> **Records shown**:
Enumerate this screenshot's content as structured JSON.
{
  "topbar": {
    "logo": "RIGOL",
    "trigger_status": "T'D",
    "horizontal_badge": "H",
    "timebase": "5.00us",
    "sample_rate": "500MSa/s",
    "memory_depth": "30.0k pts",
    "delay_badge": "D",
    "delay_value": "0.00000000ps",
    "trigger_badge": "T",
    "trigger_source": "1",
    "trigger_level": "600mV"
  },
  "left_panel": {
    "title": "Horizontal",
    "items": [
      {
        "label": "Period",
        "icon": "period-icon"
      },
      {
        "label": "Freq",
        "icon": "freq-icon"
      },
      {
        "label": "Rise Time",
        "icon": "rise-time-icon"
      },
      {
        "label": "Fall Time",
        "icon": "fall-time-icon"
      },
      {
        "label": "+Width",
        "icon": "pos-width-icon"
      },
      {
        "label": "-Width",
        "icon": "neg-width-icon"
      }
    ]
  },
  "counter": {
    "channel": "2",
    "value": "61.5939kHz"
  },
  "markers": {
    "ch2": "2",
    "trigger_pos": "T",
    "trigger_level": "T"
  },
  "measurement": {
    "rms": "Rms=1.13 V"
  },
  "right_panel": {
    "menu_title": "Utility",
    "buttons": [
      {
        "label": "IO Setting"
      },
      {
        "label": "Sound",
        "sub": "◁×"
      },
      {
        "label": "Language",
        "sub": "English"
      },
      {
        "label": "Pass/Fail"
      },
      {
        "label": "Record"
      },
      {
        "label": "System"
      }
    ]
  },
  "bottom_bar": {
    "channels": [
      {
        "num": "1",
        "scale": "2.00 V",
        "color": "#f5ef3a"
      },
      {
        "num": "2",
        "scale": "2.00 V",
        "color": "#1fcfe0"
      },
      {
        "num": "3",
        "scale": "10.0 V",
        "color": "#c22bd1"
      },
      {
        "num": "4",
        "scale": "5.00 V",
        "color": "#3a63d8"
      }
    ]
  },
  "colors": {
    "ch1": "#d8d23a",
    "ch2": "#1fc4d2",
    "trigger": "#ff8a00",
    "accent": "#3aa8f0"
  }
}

> **Required work**:
Write out the full listing exactly as given.

> **Worked solution**:
Enumerate this screenshot's content as structured JSON.
{
  "topbar": {
    "logo": "RIGOL",
    "trigger_status": "T'D",
    "horizontal_badge": "H",
    "timebase": "5.00us",
    "sample_rate": "500MSa/s",
    "memory_depth": "30.0k pts",
    "delay_badge": "D",
    "delay_value": "0.00000000ps",
    "trigger_badge": "T",
    "trigger_source": "1",
    "trigger_level": "600mV"
  },
  "left_panel": {
    "title": "Horizontal",
    "items": [
      {
        "label": "Period",
        "icon": "period-icon"
      },
      {
        "label": "Freq",
        "icon": "freq-icon"
      },
      {
        "label": "Rise Time",
        "icon": "rise-time-icon"
      },
      {
        "label": "Fall Time",
        "icon": "fall-time-icon"
      },
      {
        "label": "+Width",
        "icon": "pos-width-icon"
      },
      {
        "label": "-Width",
        "icon": "neg-width-icon"
      }
    ]
  },
  "counter": {
    "channel": "2",
    "value": "61.5939kHz"
  },
  "markers": {
    "ch2": "2",
    "trigger_pos": "T",
    "trigger_level": "T"
  },
  "measurement": {
    "rms": "Rms=1.13 V"
  },
  "right_panel": {
    "menu_title": "Utility",
    "buttons": [
      {
        "label": "IO Setting"
      },
      {
        "label": "Sound",
        "sub": "◁×"
      },
      {
        "label": "Language",
        "sub": "English"
      },
      {
        "label": "Pass/Fail"
      },
      {
        "label": "Record"
      },
      {
        "label": "System"
      }
    ]
  },
  "bottom_bar": {
    "channels": [
      {
        "num": "1",
        "scale": "2.00 V",
        "color": "#f5ef3a"
      },
      {
        "num": "2",
        "scale": "2.00 V",
        "color": "#1fcfe0"
      },
      {
        "num": "3",
        "scale": "10.0 V",
        "color": "#c22bd1"
      },
      {
        "num": "4",
        "scale": "5.00 V",
        "color": "#3a63d8"
      }
    ]
  },
  "colors": {
    "ch1": "#d8d23a",
    "ch2": "#1fc4d2",
    "trigger": "#ff8a00",
    "accent": "#3aa8f0"
  }
}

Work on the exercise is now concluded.